**Exercise**
Go through the material and return every line that contains the string "Telegraph".

**Available data**
------------------------------------------------

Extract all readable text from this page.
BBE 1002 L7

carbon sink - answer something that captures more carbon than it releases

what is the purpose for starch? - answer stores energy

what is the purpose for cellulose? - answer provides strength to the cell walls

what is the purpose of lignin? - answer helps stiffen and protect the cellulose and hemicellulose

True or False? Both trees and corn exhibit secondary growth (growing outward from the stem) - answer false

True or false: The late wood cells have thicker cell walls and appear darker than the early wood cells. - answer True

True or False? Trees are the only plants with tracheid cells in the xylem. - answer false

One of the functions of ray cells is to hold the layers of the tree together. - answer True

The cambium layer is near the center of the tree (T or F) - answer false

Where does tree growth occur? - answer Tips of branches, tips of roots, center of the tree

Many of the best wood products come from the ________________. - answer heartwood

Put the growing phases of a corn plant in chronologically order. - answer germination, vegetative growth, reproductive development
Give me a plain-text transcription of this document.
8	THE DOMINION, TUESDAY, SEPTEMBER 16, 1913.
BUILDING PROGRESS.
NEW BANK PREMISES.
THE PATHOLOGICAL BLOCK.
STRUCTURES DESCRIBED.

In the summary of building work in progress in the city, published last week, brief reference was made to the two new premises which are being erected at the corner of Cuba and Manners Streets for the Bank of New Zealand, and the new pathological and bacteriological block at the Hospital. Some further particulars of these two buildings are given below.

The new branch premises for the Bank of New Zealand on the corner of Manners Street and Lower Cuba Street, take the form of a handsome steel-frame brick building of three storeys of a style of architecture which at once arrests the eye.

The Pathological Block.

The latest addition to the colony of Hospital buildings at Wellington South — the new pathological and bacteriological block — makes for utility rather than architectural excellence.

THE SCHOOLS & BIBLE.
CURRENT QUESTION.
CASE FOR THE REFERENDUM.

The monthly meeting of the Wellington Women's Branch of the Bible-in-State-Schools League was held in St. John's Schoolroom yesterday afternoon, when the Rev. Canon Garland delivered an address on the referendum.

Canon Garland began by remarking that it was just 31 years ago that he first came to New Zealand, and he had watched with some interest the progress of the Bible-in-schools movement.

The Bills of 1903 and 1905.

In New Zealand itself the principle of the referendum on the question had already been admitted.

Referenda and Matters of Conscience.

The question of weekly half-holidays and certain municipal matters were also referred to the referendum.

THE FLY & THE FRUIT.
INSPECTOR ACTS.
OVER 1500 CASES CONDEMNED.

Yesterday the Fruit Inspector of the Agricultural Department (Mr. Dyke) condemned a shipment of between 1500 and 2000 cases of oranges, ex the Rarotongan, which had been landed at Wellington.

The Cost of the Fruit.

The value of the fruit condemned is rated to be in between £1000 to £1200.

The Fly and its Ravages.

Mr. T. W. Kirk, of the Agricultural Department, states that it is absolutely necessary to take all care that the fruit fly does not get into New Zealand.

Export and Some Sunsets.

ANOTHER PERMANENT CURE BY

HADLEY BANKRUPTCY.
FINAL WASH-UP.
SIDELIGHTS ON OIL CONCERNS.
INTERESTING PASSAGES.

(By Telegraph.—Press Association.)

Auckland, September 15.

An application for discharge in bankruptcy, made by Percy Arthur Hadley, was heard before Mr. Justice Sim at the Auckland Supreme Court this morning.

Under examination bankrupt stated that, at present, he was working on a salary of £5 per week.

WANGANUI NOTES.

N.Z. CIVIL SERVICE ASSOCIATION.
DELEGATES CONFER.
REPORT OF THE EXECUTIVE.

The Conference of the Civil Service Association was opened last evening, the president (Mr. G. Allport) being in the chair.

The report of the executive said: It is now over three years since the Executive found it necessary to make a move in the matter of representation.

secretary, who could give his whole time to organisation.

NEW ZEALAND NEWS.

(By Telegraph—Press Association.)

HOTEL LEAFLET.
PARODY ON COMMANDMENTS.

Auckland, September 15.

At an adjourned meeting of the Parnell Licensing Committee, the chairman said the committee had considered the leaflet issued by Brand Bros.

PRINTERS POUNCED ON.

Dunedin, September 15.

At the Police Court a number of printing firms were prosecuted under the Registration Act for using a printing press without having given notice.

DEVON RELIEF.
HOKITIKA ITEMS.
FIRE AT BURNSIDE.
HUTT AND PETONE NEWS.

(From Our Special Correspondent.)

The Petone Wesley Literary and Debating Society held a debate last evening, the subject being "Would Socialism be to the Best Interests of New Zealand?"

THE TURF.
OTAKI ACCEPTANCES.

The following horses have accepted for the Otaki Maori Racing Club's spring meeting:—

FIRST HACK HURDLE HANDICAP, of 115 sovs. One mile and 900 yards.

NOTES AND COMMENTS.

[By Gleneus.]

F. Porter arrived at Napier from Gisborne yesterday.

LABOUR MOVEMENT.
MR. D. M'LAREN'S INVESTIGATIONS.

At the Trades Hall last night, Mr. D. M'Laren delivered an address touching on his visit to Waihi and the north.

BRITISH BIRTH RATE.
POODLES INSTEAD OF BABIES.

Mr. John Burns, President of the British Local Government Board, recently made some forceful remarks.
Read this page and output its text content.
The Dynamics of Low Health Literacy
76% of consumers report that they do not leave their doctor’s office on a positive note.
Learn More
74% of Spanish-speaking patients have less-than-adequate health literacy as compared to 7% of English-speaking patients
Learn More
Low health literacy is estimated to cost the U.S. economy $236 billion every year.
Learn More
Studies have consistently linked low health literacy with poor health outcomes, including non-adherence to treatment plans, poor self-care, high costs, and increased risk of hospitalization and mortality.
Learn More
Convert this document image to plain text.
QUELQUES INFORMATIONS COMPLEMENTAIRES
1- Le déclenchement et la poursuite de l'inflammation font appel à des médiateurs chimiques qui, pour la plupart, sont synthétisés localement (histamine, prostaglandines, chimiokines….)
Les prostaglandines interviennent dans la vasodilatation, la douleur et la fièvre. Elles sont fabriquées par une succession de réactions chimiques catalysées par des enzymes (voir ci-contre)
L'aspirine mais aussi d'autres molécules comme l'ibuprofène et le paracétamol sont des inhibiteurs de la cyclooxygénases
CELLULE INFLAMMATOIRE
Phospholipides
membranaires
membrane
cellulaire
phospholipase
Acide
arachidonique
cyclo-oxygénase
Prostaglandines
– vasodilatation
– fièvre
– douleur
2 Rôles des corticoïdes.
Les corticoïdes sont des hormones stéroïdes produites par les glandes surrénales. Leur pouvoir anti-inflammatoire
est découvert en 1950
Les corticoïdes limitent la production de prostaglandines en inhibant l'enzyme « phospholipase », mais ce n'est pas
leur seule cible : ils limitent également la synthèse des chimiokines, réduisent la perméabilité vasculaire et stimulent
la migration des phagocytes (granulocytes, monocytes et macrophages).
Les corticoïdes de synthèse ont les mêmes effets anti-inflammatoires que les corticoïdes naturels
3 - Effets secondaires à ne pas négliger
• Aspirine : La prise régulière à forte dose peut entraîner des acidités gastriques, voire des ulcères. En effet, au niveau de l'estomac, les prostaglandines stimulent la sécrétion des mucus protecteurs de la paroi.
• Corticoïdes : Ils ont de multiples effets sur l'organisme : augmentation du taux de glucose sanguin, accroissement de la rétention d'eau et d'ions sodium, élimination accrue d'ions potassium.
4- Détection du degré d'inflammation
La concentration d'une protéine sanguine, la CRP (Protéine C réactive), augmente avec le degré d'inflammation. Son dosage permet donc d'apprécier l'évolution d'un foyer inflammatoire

------------------------------------------------

**Expected answer**
(By Telegraph.—Press Association.)
(By Telegraph—Press Association.)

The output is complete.